Dataset rows
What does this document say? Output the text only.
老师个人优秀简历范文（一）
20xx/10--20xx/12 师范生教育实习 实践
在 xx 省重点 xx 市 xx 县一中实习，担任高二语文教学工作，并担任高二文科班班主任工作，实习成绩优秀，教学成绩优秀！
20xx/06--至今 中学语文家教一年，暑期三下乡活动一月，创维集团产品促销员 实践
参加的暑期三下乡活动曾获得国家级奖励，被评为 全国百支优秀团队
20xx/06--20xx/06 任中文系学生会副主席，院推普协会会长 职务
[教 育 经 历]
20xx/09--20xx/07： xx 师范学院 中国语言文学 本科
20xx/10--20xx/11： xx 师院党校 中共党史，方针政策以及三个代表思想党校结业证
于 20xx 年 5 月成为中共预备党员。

**Brief**
Exactly as shown above, return every record.

**Correct output**
What does this document say? Output the text only.
老师个人优秀简历范文（一）
20xx/10--20xx/12 师范生教育实习 实践
在 xx 省重点 xx 市 xx 县一中实习，担任高二语文教学工作，并担任高二文科班班主任工作，实习成绩优秀，教学成绩优秀！
20xx/06--至今 中学语文家教一年，暑期三下乡活动一月，创维集团产品促销员 实践
参加的暑期三下乡活动曾获得国家级奖励，被评为 全国百支优秀团队
20xx/06--20xx/06 任中文系学生会副主席，院推普协会会长 职务
[教 育 经 历]
20xx/09--20xx/07： xx 师范学院 中国语言文学 本科
20xx/10--20xx/11： xx 师院党校 中共党史，方针政策以及三个代表思想党校结业证
于 20xx 年 5 月成为中共预备党员。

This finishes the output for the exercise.